Figure dataset records
Begin

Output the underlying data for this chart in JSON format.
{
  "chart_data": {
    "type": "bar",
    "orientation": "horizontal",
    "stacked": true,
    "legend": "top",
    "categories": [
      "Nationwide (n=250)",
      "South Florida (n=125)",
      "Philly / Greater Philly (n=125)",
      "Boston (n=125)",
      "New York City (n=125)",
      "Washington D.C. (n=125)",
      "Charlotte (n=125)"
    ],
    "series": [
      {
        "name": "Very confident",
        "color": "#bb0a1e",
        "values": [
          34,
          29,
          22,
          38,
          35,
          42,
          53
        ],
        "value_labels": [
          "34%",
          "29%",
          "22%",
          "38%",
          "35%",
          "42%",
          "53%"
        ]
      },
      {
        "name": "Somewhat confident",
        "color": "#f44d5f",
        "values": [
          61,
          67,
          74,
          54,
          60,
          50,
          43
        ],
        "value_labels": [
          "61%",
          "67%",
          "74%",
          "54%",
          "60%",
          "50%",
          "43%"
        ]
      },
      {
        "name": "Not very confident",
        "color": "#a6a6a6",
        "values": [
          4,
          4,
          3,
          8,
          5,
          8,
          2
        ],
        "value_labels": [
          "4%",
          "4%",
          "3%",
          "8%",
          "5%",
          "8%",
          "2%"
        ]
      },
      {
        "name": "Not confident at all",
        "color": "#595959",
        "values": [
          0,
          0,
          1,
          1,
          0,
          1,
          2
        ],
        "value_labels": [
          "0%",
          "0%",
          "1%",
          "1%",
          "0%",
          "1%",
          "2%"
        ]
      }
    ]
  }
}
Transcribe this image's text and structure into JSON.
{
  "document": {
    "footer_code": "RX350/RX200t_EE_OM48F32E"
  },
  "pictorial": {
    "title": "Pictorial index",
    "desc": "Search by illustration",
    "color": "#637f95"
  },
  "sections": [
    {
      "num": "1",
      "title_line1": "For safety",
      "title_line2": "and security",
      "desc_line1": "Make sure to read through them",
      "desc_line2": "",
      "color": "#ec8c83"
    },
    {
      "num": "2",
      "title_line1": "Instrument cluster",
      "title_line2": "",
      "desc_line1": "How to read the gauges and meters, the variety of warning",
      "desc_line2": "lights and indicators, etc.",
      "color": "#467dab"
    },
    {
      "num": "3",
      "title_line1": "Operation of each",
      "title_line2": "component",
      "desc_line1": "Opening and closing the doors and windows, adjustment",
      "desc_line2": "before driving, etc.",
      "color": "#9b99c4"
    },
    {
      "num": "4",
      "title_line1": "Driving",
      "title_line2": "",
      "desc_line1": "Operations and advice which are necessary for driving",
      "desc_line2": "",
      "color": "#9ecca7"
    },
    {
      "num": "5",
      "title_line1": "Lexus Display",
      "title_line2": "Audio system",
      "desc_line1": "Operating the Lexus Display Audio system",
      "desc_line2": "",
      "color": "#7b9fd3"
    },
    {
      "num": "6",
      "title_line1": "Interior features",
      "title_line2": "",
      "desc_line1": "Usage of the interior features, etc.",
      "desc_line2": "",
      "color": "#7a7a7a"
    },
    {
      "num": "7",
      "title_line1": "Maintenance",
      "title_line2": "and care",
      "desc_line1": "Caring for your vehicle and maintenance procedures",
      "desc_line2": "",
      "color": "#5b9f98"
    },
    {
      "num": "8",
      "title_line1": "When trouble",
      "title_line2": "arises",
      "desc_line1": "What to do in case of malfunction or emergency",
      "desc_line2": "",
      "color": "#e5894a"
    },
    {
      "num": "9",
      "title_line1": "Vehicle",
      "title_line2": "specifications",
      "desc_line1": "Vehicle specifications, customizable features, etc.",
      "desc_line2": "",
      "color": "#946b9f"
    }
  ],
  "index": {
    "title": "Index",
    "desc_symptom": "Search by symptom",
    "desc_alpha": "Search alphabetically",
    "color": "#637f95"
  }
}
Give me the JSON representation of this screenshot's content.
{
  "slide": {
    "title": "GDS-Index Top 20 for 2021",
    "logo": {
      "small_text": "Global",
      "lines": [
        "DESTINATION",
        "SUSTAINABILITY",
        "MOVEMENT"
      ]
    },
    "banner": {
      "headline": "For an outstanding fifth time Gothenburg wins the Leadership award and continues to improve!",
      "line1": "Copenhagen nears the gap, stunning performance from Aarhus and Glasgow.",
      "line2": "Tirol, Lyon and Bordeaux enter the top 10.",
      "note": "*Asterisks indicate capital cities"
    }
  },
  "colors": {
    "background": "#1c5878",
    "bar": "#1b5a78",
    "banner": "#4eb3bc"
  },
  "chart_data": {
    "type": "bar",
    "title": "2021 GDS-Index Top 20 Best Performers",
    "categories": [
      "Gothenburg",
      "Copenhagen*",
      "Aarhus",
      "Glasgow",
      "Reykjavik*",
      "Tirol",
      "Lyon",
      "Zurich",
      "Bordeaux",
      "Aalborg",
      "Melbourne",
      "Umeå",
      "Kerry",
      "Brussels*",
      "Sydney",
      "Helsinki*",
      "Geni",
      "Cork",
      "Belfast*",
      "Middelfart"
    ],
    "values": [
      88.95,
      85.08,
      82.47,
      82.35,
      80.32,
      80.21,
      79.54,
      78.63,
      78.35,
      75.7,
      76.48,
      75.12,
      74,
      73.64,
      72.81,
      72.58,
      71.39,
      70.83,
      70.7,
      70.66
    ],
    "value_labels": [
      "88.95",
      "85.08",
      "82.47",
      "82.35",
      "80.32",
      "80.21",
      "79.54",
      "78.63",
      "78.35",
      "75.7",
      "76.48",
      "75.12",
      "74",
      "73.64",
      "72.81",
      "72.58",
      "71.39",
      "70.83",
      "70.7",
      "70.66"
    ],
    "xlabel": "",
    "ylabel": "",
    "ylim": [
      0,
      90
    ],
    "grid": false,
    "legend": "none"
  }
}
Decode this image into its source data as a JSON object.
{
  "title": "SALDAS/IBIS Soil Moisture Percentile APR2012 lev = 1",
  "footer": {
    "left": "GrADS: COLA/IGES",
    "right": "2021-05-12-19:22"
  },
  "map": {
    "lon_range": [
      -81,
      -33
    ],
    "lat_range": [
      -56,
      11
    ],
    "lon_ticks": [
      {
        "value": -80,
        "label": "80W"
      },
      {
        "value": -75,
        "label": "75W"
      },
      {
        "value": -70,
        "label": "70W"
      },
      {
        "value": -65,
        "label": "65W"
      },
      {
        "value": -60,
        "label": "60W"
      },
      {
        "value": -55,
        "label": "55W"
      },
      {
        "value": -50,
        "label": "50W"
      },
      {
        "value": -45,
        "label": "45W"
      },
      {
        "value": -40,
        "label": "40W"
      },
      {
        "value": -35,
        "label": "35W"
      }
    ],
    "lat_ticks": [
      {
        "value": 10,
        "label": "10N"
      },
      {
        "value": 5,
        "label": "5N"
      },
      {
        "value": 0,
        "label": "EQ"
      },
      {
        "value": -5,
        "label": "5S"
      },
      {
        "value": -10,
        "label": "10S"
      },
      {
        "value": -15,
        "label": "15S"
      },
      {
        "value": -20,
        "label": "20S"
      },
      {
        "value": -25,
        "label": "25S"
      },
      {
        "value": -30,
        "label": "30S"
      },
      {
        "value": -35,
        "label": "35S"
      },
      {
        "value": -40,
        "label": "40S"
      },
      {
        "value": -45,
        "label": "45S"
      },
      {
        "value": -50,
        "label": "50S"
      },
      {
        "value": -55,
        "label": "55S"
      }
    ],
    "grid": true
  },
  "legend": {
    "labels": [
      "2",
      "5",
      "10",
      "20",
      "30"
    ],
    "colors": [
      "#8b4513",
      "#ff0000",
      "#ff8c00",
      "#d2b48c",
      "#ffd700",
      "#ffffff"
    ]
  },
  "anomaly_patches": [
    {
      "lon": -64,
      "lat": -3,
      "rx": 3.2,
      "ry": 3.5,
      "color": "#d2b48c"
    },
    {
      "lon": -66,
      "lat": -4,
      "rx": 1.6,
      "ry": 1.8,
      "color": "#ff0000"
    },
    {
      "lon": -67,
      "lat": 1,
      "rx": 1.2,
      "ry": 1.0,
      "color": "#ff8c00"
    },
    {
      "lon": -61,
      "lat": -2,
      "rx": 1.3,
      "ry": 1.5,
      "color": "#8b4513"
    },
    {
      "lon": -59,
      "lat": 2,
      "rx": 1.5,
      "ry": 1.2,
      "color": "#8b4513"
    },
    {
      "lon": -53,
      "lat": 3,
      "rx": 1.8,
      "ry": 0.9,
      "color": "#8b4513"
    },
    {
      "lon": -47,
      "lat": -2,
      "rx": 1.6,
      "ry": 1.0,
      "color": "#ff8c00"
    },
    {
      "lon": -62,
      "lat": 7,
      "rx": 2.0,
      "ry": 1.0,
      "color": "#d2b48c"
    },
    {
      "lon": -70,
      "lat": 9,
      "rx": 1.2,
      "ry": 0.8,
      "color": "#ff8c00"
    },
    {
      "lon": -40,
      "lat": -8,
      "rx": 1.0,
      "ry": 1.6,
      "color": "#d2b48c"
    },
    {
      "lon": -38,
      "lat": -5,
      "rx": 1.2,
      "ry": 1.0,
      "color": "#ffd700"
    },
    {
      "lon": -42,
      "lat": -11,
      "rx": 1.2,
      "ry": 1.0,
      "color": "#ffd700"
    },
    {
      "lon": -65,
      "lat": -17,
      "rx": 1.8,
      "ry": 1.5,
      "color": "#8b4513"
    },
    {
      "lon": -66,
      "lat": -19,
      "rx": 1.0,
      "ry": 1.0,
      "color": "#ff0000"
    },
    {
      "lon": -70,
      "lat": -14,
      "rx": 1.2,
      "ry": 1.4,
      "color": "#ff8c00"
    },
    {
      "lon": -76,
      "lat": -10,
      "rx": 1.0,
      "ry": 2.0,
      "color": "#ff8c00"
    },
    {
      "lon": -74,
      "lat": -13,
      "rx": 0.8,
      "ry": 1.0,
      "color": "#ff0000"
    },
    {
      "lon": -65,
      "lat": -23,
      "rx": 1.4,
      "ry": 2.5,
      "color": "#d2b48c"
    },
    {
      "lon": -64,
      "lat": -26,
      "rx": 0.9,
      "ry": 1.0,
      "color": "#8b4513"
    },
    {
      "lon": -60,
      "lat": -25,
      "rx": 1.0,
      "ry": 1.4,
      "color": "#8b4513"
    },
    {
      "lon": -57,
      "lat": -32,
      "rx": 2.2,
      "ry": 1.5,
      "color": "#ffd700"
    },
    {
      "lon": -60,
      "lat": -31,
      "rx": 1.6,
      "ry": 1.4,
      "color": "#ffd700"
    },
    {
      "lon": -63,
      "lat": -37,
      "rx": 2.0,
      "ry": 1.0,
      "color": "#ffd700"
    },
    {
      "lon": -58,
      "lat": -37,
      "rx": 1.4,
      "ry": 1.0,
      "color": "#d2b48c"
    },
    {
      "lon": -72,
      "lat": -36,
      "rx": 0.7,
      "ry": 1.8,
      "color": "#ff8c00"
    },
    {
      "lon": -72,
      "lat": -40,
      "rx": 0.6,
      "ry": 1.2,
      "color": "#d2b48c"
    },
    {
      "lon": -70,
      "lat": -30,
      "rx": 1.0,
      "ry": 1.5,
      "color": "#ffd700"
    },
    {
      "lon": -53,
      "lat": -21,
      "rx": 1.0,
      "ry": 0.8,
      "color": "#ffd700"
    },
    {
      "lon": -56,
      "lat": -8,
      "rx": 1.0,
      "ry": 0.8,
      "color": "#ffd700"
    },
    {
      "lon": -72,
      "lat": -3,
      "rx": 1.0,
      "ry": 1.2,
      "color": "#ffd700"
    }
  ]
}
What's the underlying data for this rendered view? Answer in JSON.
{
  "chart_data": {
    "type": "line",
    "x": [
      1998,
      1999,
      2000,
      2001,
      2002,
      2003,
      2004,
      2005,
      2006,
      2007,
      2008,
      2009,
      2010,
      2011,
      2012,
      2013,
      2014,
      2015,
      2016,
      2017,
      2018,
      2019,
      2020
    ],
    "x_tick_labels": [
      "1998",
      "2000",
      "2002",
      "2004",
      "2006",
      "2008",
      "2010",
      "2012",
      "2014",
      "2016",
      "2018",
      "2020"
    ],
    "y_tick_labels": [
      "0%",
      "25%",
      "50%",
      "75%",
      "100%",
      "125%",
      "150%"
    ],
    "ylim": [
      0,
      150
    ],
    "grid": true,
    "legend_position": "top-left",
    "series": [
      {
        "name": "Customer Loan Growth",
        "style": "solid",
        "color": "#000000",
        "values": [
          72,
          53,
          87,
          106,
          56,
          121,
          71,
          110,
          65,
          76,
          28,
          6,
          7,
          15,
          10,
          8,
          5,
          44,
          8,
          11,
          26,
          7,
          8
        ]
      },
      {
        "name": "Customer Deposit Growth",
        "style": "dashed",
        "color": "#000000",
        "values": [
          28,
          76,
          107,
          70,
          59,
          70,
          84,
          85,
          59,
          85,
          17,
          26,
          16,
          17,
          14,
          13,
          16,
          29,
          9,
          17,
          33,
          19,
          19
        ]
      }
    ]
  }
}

End

*Job*
Pick out every line with the string "Lyon" and copy it.

*Task output*
      "line2": "Tirol, Lyon and Bordeaux enter the top 10.",
      "Lyon",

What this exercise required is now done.